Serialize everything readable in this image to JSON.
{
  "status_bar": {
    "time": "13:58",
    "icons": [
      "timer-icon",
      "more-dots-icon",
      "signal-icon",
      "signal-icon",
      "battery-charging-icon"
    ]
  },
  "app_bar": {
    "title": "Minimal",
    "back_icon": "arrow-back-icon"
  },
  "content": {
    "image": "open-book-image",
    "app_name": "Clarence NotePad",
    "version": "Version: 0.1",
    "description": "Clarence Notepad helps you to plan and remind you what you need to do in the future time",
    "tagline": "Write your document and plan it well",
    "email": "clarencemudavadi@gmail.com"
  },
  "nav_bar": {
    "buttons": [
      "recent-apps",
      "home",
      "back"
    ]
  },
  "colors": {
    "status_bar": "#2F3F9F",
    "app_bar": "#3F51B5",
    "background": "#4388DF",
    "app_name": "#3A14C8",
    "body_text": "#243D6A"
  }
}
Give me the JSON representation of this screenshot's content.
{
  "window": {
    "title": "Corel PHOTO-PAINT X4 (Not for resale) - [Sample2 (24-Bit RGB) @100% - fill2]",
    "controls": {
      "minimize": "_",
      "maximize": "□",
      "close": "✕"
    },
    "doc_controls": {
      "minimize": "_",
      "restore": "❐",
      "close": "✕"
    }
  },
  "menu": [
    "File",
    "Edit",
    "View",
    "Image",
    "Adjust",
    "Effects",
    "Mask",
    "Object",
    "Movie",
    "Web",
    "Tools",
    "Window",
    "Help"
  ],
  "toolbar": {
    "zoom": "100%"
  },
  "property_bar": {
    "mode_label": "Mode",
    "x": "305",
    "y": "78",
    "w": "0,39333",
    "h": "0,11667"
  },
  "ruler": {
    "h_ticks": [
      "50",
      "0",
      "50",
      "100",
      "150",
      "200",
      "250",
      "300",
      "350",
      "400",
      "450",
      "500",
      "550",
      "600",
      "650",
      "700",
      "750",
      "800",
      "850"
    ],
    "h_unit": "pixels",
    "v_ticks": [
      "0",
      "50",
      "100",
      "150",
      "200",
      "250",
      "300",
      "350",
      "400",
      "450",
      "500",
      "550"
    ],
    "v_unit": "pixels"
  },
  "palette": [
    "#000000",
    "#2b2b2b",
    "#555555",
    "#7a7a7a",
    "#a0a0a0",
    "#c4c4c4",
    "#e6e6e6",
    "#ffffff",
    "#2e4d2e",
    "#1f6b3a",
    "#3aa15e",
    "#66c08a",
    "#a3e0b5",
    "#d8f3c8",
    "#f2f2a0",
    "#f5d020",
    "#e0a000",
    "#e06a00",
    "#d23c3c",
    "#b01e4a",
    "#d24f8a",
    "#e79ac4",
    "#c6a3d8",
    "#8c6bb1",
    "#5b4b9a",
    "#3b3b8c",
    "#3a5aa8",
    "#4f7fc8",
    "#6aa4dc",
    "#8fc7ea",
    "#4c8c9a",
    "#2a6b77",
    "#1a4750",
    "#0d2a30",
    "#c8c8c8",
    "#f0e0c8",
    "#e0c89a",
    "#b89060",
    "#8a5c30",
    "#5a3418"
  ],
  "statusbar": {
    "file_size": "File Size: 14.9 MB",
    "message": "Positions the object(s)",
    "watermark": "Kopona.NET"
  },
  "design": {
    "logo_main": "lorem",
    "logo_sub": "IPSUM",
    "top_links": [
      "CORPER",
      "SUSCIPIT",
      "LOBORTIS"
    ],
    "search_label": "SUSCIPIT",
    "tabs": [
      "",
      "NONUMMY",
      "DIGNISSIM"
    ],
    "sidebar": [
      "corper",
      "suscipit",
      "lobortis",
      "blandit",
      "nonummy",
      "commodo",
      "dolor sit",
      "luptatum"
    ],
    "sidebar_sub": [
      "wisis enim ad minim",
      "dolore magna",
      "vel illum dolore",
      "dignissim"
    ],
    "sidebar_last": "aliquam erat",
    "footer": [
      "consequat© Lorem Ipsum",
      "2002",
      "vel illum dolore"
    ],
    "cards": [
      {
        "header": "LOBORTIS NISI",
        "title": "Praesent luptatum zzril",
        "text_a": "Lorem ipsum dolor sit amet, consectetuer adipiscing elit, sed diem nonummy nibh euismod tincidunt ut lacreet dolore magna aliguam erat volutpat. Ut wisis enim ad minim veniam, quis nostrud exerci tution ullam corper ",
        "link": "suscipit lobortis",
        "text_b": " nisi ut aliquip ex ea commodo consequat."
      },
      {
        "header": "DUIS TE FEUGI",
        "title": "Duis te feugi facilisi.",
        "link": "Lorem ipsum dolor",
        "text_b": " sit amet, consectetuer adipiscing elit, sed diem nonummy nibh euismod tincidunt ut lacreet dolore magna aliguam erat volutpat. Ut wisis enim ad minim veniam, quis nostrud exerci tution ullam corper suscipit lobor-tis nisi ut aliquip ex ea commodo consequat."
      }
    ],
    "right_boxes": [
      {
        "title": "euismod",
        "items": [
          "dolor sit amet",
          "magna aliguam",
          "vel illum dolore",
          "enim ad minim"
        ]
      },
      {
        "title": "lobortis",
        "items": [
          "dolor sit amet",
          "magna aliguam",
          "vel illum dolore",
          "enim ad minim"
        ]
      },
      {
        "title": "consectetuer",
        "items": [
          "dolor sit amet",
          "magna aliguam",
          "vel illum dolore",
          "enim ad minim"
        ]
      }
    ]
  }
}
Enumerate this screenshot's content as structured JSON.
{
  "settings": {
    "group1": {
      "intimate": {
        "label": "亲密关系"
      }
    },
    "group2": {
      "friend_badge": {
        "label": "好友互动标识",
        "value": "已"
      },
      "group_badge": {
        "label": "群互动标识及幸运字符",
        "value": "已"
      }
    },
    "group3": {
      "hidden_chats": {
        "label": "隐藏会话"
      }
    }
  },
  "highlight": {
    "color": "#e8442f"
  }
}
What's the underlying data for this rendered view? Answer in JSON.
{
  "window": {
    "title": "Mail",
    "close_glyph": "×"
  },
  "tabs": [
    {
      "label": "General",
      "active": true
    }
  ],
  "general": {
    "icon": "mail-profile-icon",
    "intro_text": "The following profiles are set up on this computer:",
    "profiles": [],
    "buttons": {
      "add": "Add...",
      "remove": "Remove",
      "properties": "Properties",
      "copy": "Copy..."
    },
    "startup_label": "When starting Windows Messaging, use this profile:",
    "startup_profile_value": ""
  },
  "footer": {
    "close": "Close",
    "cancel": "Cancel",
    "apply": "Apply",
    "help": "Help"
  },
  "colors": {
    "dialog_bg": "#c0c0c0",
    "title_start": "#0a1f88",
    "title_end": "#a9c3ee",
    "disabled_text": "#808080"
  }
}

+===+

*WHAT YOU HAVE TO DO*.
Every line containing the string "lacreet" must be listed.

*TASK SOLUTION*.
        "text_a": "Lorem ipsum dolor sit amet, consectetuer adipiscing elit, sed diem nonummy nibh euismod tincidunt ut lacreet dolore magna aliguam erat volutpat. Ut wisis enim ad minim veniam, quis nostrud exerci tution ullam corper ",
        "text_b": " sit amet, consectetuer adipiscing elit, sed diem nonummy nibh euismod tincidunt ut lacreet dolore magna aliguam erat volutpat. Ut wisis enim ad minim veniam, quis nostrud exerci tution ullam corper suscipit lobor-tis nisi ut aliquip ex ea commodo consequat."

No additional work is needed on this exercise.